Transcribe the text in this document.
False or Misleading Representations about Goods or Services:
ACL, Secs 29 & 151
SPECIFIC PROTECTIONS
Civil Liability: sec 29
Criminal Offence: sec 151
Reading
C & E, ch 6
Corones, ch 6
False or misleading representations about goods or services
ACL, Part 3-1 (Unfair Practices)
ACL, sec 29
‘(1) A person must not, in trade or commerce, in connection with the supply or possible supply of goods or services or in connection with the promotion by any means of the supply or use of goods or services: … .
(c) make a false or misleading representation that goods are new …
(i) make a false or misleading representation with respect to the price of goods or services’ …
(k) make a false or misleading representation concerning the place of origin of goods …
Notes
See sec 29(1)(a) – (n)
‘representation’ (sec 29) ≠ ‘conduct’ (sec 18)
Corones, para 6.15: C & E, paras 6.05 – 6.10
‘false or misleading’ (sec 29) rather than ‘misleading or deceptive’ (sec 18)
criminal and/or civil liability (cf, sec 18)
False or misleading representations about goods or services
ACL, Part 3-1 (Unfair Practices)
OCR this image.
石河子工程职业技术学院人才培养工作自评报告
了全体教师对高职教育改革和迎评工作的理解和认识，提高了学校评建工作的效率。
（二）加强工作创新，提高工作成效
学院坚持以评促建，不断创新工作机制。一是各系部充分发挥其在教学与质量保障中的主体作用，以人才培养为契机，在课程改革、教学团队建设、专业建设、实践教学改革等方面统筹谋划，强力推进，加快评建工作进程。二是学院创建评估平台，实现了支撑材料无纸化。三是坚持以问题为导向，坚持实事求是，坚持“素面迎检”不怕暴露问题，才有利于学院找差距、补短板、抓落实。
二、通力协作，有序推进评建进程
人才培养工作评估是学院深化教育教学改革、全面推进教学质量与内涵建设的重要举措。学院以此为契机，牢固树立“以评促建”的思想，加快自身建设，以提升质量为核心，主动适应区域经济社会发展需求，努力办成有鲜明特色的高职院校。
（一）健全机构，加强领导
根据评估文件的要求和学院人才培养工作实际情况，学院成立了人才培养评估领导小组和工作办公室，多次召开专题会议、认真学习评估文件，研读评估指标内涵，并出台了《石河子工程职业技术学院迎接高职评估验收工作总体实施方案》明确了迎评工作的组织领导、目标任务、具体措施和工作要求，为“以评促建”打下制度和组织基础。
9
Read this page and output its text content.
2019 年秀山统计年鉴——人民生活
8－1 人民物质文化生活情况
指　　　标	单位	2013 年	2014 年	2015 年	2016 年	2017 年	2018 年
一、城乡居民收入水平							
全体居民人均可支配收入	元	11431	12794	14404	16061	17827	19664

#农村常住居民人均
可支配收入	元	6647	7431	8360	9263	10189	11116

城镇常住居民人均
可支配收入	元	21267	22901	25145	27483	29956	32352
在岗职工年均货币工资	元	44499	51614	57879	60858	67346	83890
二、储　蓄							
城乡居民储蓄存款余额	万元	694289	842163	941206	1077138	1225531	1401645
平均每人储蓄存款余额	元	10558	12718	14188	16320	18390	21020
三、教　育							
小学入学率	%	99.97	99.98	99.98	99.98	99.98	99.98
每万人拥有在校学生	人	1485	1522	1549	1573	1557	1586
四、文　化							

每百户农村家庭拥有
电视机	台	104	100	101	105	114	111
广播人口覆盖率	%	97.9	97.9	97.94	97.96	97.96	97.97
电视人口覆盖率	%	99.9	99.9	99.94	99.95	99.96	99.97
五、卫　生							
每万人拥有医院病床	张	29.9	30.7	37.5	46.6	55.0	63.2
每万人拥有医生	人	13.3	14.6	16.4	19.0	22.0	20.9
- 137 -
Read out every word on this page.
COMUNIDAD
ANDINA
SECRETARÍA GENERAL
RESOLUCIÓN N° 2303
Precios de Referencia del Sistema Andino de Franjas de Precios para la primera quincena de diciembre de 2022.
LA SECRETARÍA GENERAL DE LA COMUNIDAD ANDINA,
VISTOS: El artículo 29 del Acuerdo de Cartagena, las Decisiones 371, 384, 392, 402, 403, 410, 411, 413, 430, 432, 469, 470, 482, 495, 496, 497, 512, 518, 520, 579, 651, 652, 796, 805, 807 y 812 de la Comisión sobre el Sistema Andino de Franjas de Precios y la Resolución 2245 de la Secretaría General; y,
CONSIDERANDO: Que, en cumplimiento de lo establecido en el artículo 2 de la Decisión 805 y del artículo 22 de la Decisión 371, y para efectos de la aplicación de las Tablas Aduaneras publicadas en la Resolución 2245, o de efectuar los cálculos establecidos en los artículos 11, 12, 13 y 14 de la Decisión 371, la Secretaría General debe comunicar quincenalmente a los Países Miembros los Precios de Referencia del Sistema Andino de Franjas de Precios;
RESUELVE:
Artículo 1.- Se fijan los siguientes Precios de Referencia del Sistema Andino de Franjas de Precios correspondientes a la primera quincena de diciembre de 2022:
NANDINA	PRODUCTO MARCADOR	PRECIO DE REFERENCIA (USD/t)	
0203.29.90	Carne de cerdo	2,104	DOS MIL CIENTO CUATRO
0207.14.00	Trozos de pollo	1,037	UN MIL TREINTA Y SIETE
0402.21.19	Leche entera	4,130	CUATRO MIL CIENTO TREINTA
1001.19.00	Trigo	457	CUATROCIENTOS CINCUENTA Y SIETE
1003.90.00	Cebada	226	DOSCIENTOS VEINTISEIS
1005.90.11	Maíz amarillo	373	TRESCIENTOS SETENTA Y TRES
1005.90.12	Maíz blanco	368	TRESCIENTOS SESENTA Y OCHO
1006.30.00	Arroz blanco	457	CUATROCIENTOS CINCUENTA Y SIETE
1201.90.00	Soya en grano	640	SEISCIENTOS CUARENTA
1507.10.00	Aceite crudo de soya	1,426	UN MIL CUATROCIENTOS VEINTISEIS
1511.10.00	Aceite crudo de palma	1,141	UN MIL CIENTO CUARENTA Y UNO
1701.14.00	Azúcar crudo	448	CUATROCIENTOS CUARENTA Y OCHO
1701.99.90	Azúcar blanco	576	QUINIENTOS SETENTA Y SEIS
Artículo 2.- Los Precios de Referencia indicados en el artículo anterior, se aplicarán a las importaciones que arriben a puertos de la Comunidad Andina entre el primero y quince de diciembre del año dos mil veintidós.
*-*-*
BRIEF: Make an exact copy of every entry.

RESULT FOR THIS EXERCISE:
Transcribe the text in this document.
False or Misleading Representations about Goods or Services:
ACL, Secs 29 & 151
SPECIFIC PROTECTIONS
Civil Liability: sec 29
Criminal Offence: sec 151
Reading
C & E, ch 6
Corones, ch 6
False or misleading representations about goods or services
ACL, Part 3-1 (Unfair Practices)
ACL, sec 29
‘(1) A person must not, in trade or commerce, in connection with the supply or possible supply of goods or services or in connection with the promotion by any means of the supply or use of goods or services: … .
(c) make a false or misleading representation that goods are new …
(i) make a false or misleading representation with respect to the price of goods or services’ …
(k) make a false or misleading representation concerning the place of origin of goods …
Notes
See sec 29(1)(a) – (n)
‘representation’ (sec 29) ≠ ‘conduct’ (sec 18)
Corones, para 6.15: C & E, paras 6.05 – 6.10
‘false or misleading’ (sec 29) rather than ‘misleading or deceptive’ (sec 18)
criminal and/or civil liability (cf, sec 18)
False or misleading representations about goods or services
ACL, Part 3-1 (Unfair Practices)
OCR this image.
石河子工程职业技术学院人才培养工作自评报告
了全体教师对高职教育改革和迎评工作的理解和认识，提高了学校评建工作的效率。
（二）加强工作创新，提高工作成效
学院坚持以评促建，不断创新工作机制。一是各系部充分发挥其在教学与质量保障中的主体作用，以人才培养为契机，在课程改革、教学团队建设、专业建设、实践教学改革等方面统筹谋划，强力推进，加快评建工作进程。二是学院创建评估平台，实现了支撑材料无纸化。三是坚持以问题为导向，坚持实事求是，坚持“素面迎检”不怕暴露问题，才有利于学院找差距、补短板、抓落实。
二、通力协作，有序推进评建进程
人才培养工作评估是学院深化教育教学改革、全面推进教学质量与内涵建设的重要举措。学院以此为契机，牢固树立“以评促建”的思想，加快自身建设，以提升质量为核心，主动适应区域经济社会发展需求，努力办成有鲜明特色的高职院校。
（一）健全机构，加强领导
根据评估文件的要求和学院人才培养工作实际情况，学院成立了人才培养评估领导小组和工作办公室，多次召开专题会议、认真学习评估文件，研读评估指标内涵，并出台了《石河子工程职业技术学院迎接高职评估验收工作总体实施方案》明确了迎评工作的组织领导、目标任务、具体措施和工作要求，为“以评促建”打下制度和组织基础。
9
Read this page and output its text content.
2019 年秀山统计年鉴——人民生活
8－1 人民物质文化生活情况
指　　　标	单位	2013 年	2014 年	2015 年	2016 年	2017 年	2018 年
一、城乡居民收入水平							
全体居民人均可支配收入	元	11431	12794	14404	16061	17827	19664

#农村常住居民人均
可支配收入	元	6647	7431	8360	9263	10189	11116

城镇常住居民人均
可支配收入	元	21267	22901	25145	27483	29956	32352
在岗职工年均货币工资	元	44499	51614	57879	60858	67346	83890
二、储　蓄							
城乡居民储蓄存款余额	万元	694289	842163	941206	1077138	1225531	1401645
平均每人储蓄存款余额	元	10558	12718	14188	16320	18390	21020
三、教　育							
小学入学率	%	99.97	99.98	99.98	99.98	99.98	99.98
每万人拥有在校学生	人	1485	1522	1549	1573	1557	1586
四、文　化							

每百户农村家庭拥有
电视机	台	104	100	101	105	114	111
广播人口覆盖率	%	97.9	97.9	97.94	97.96	97.96	97.97
电视人口覆盖率	%	99.9	99.9	99.94	99.95	99.96	99.97
五、卫　生							
每万人拥有医院病床	张	29.9	30.7	37.5	46.6	55.0	63.2
每万人拥有医生	人	13.3	14.6	16.4	19.0	22.0	20.9
- 137 -
Read out every word on this page.
COMUNIDAD
ANDINA
SECRETARÍA GENERAL
RESOLUCIÓN N° 2303
Precios de Referencia del Sistema Andino de Franjas de Precios para la primera quincena de diciembre de 2022.
LA SECRETARÍA GENERAL DE LA COMUNIDAD ANDINA,
VISTOS: El artículo 29 del Acuerdo de Cartagena, las Decisiones 371, 384, 392, 402, 403, 410, 411, 413, 430, 432, 469, 470, 482, 495, 496, 497, 512, 518, 520, 579, 651, 652, 796, 805, 807 y 812 de la Comisión sobre el Sistema Andino de Franjas de Precios y la Resolución 2245 de la Secretaría General; y,
CONSIDERANDO: Que, en cumplimiento de lo establecido en el artículo 2 de la Decisión 805 y del artículo 22 de la Decisión 371, y para efectos de la aplicación de las Tablas Aduaneras publicadas en la Resolución 2245, o de efectuar los cálculos establecidos en los artículos 11, 12, 13 y 14 de la Decisión 371, la Secretaría General debe comunicar quincenalmente a los Países Miembros los Precios de Referencia del Sistema Andino de Franjas de Precios;
RESUELVE:
Artículo 1.- Se fijan los siguientes Precios de Referencia del Sistema Andino de Franjas de Precios correspondientes a la primera quincena de diciembre de 2022:
NANDINA	PRODUCTO MARCADOR	PRECIO DE REFERENCIA (USD/t)	
0203.29.90	Carne de cerdo	2,104	DOS MIL CIENTO CUATRO
0207.14.00	Trozos de pollo	1,037	UN MIL TREINTA Y SIETE
0402.21.19	Leche entera	4,130	CUATRO MIL CIENTO TREINTA
1001.19.00	Trigo	457	CUATROCIENTOS CINCUENTA Y SIETE
1003.90.00	Cebada	226	DOSCIENTOS VEINTISEIS
1005.90.11	Maíz amarillo	373	TRESCIENTOS SETENTA Y TRES
1005.90.12	Maíz blanco	368	TRESCIENTOS SESENTA Y OCHO
1006.30.00	Arroz blanco	457	CUATROCIENTOS CINCUENTA Y SIETE
1201.90.00	Soya en grano	640	SEISCIENTOS CUARENTA
1507.10.00	Aceite crudo de soya	1,426	UN MIL CUATROCIENTOS VEINTISEIS
1511.10.00	Aceite crudo de palma	1,141	UN MIL CIENTO CUARENTA Y UNO
1701.14.00	Azúcar crudo	448	CUATROCIENTOS CUARENTA Y OCHO
1701.99.90	Azúcar blanco	576	QUINIENTOS SETENTA Y SEIS
Artículo 2.- Los Precios de Referencia indicados en el artículo anterior, se aplicarán a las importaciones que arriben a puertos de la Comunidad Andina entre el primero y quince de diciembre del año dos mil veintidós.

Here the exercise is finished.